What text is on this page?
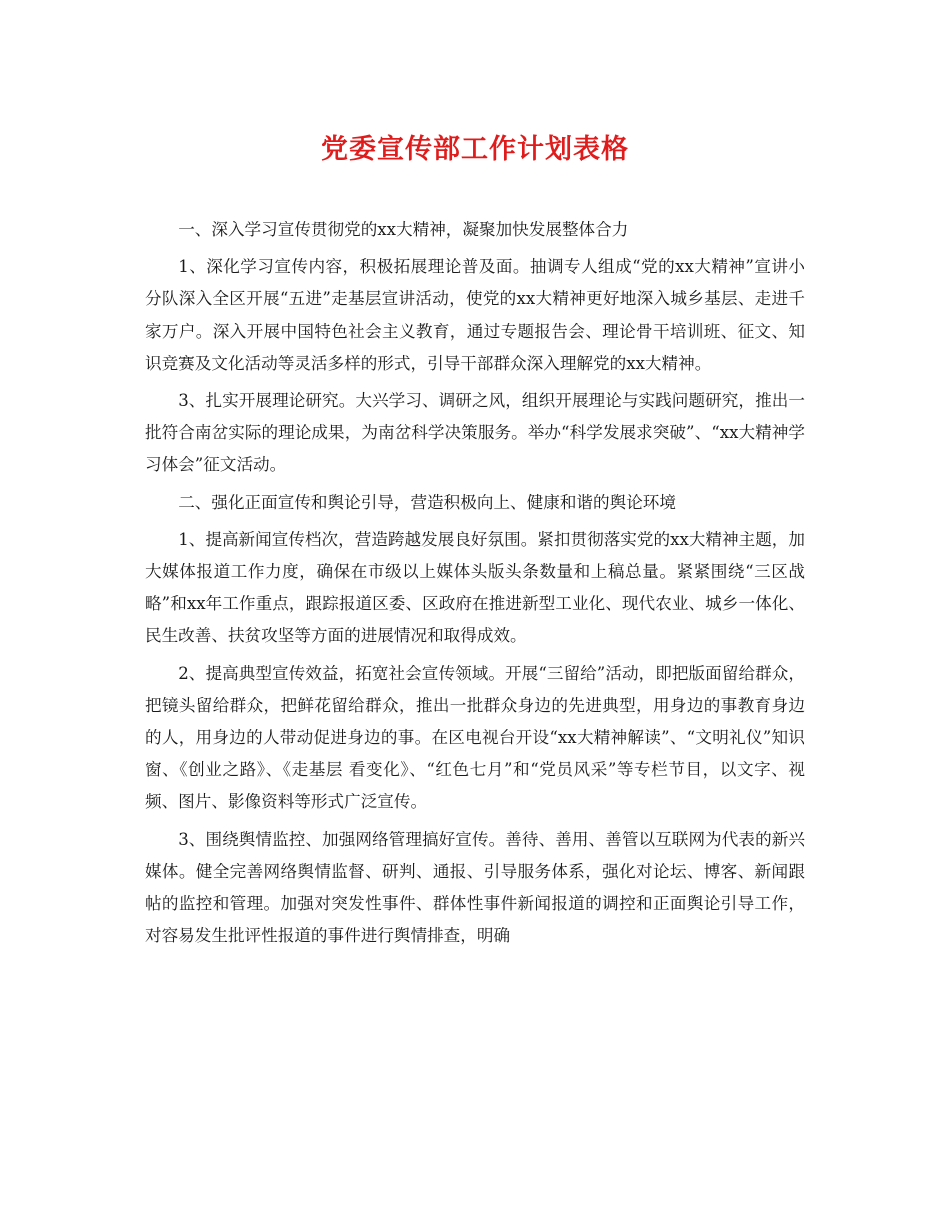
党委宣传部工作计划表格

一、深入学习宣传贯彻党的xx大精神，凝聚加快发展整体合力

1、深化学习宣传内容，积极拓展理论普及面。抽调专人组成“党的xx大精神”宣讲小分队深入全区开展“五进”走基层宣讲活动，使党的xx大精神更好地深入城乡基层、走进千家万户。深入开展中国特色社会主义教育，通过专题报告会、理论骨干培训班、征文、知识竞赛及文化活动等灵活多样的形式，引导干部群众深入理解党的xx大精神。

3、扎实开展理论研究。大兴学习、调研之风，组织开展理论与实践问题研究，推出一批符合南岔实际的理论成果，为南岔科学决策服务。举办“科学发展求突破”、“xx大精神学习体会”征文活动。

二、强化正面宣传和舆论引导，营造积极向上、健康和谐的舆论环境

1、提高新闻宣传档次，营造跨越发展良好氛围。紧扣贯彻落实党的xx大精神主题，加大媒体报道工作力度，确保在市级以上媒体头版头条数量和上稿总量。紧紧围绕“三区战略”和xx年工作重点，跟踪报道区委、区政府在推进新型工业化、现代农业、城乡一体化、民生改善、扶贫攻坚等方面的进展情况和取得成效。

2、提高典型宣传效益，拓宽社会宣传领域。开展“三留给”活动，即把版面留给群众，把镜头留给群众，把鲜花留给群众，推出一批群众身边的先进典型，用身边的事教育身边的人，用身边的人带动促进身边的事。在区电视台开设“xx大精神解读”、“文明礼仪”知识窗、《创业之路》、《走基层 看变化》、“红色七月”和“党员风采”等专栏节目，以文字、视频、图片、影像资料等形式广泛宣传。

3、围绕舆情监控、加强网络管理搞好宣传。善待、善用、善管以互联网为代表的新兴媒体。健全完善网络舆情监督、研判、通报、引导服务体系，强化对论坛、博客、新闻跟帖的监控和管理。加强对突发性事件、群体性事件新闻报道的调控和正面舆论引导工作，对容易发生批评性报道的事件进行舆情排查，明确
□ □ □
### WORK INSTRUCTIONS
Make an exact copy of the data, leaving its pictures out.

### COMPLETE RESPONSE
What text is on this page?
党委宣传部工作计划表格

一、深入学习宣传贯彻党的xx大精神，凝聚加快发展整体合力

1、深化学习宣传内容，积极拓展理论普及面。抽调专人组成“党的xx大精神”宣讲小分队深入全区开展“五进”走基层宣讲活动，使党的xx大精神更好地深入城乡基层、走进千家万户。深入开展中国特色社会主义教育，通过专题报告会、理论骨干培训班、征文、知识竞赛及文化活动等灵活多样的形式，引导干部群众深入理解党的xx大精神。

3、扎实开展理论研究。大兴学习、调研之风，组织开展理论与实践问题研究，推出一批符合南岔实际的理论成果，为南岔科学决策服务。举办“科学发展求突破”、“xx大精神学习体会”征文活动。

二、强化正面宣传和舆论引导，营造积极向上、健康和谐的舆论环境

1、提高新闻宣传档次，营造跨越发展良好氛围。紧扣贯彻落实党的xx大精神主题，加大媒体报道工作力度，确保在市级以上媒体头版头条数量和上稿总量。紧紧围绕“三区战略”和xx年工作重点，跟踪报道区委、区政府在推进新型工业化、现代农业、城乡一体化、民生改善、扶贫攻坚等方面的进展情况和取得成效。

2、提高典型宣传效益，拓宽社会宣传领域。开展“三留给”活动，即把版面留给群众，把镜头留给群众，把鲜花留给群众，推出一批群众身边的先进典型，用身边的事教育身边的人，用身边的人带动促进身边的事。在区电视台开设“xx大精神解读”、“文明礼仪”知识窗、《创业之路》、《走基层 看变化》、“红色七月”和“党员风采”等专栏节目，以文字、视频、图片、影像资料等形式广泛宣传。

3、围绕舆情监控、加强网络管理搞好宣传。善待、善用、善管以互联网为代表的新兴媒体。健全完善网络舆情监督、研判、通报、引导服务体系，强化对论坛、博客、新闻跟帖的监控和管理。加强对突发性事件、群体性事件新闻报道的调控和正面舆论引导工作，对容易发生批评性报道的事件进行舆情排查，明确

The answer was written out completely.